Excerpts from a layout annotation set
——
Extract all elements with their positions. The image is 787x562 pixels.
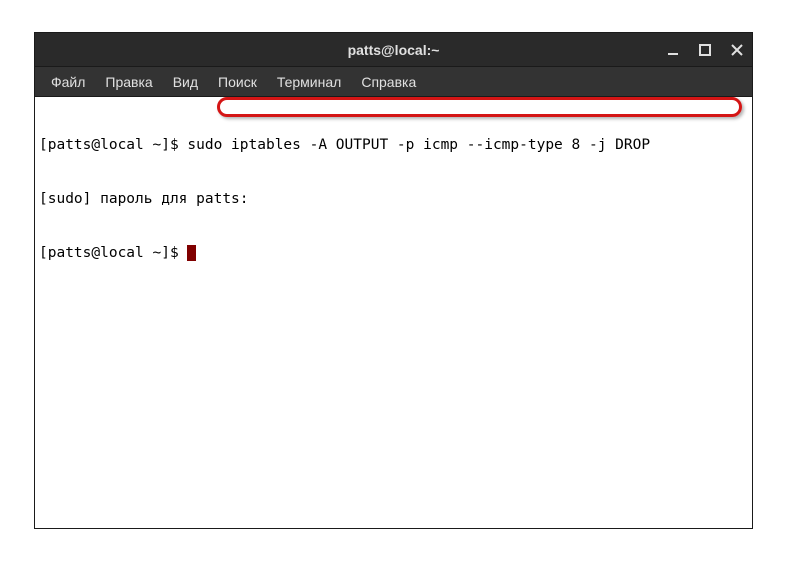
minimize-button[interactable] bbox=[664, 41, 682, 59]
prompt: [patts@local ~]$ bbox=[39, 137, 187, 153]
highlight-annotation bbox=[217, 97, 742, 117]
minimize-icon bbox=[667, 44, 679, 56]
menu-terminal[interactable]: Терминал bbox=[267, 69, 351, 95]
cursor-icon bbox=[187, 245, 196, 261]
titlebar: patts@local:~ bbox=[35, 33, 752, 67]
menu-file[interactable]: Файл bbox=[41, 69, 95, 95]
terminal-line: [patts@local ~]$ sudo iptables -A OUTPUT… bbox=[39, 136, 748, 154]
menu-help[interactable]: Справка bbox=[351, 69, 426, 95]
menubar: Файл Правка Вид Поиск Терминал Справка bbox=[35, 67, 752, 97]
window-controls bbox=[664, 33, 746, 66]
maximize-button[interactable] bbox=[696, 41, 714, 59]
menu-edit[interactable]: Правка bbox=[95, 69, 162, 95]
terminal-line: [sudo] пароль для patts: bbox=[39, 190, 748, 208]
close-icon bbox=[731, 44, 743, 56]
command-text: sudo iptables -A OUTPUT -p icmp --icmp-t… bbox=[187, 137, 650, 153]
close-button[interactable] bbox=[728, 41, 746, 59]
terminal-body[interactable]: [patts@local ~]$ sudo iptables -A OUTPUT… bbox=[35, 97, 752, 528]
menu-view[interactable]: Вид bbox=[163, 69, 208, 95]
menu-search[interactable]: Поиск bbox=[208, 69, 267, 95]
terminal-line: [patts@local ~]$ bbox=[39, 244, 748, 262]
window-title: patts@local:~ bbox=[348, 42, 440, 58]
terminal-window: patts@local:~ Файл Правка Вид Поиск Терм… bbox=[34, 32, 753, 529]
prompt: [patts@local ~]$ bbox=[39, 245, 187, 261]
output-text: [sudo] пароль для patts: bbox=[39, 191, 249, 207]
maximize-icon bbox=[699, 44, 711, 56]
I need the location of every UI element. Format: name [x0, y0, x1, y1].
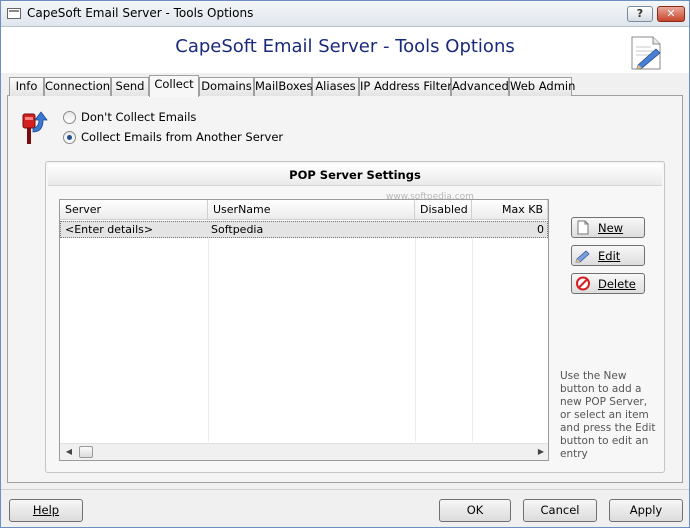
——
What you are asked to do
Swap "interactable" for "clickable" in the part that opens with the line containing "minimize-button[interactable] bbox=[664, 41, 682, 59]" and closes with the line containing "menu-search[interactable]: Поиск bbox=[208, 69, 267, 95]". Return only those lines, with nothing else altered.

Answer
minimize-button[clickable] bbox=[664, 41, 682, 59]
prompt: [patts@local ~]$ bbox=[39, 137, 187, 153]
highlight-annotation bbox=[217, 97, 742, 117]
minimize-icon bbox=[667, 44, 679, 56]
menu-terminal[clickable]: Терминал bbox=[267, 69, 351, 95]
cursor-icon bbox=[187, 245, 196, 261]
titlebar: patts@local:~ bbox=[35, 33, 752, 67]
menu-file[clickable]: Файл bbox=[41, 69, 95, 95]
terminal-line: [patts@local ~]$ sudo iptables -A OUTPUT… bbox=[39, 136, 748, 154]
menu-help[clickable]: Справка bbox=[351, 69, 426, 95]
menubar: Файл Правка Вид Поиск Терминал Справка bbox=[35, 67, 752, 97]
window-controls bbox=[664, 33, 746, 66]
maximize-button[clickable] bbox=[696, 41, 714, 59]
menu-edit[clickable]: Правка bbox=[95, 69, 162, 95]
terminal-line: [sudo] пароль для patts: bbox=[39, 190, 748, 208]
close-icon bbox=[731, 44, 743, 56]
command-text: sudo iptables -A OUTPUT -p icmp --icmp-t… bbox=[187, 137, 650, 153]
close-button[clickable] bbox=[728, 41, 746, 59]
terminal-body[clickable]: [patts@local ~]$ sudo iptables -A OUTPUT… bbox=[35, 97, 752, 528]
menu-view[clickable]: Вид bbox=[163, 69, 208, 95]
menu-search[clickable]: Поиск bbox=[208, 69, 267, 95]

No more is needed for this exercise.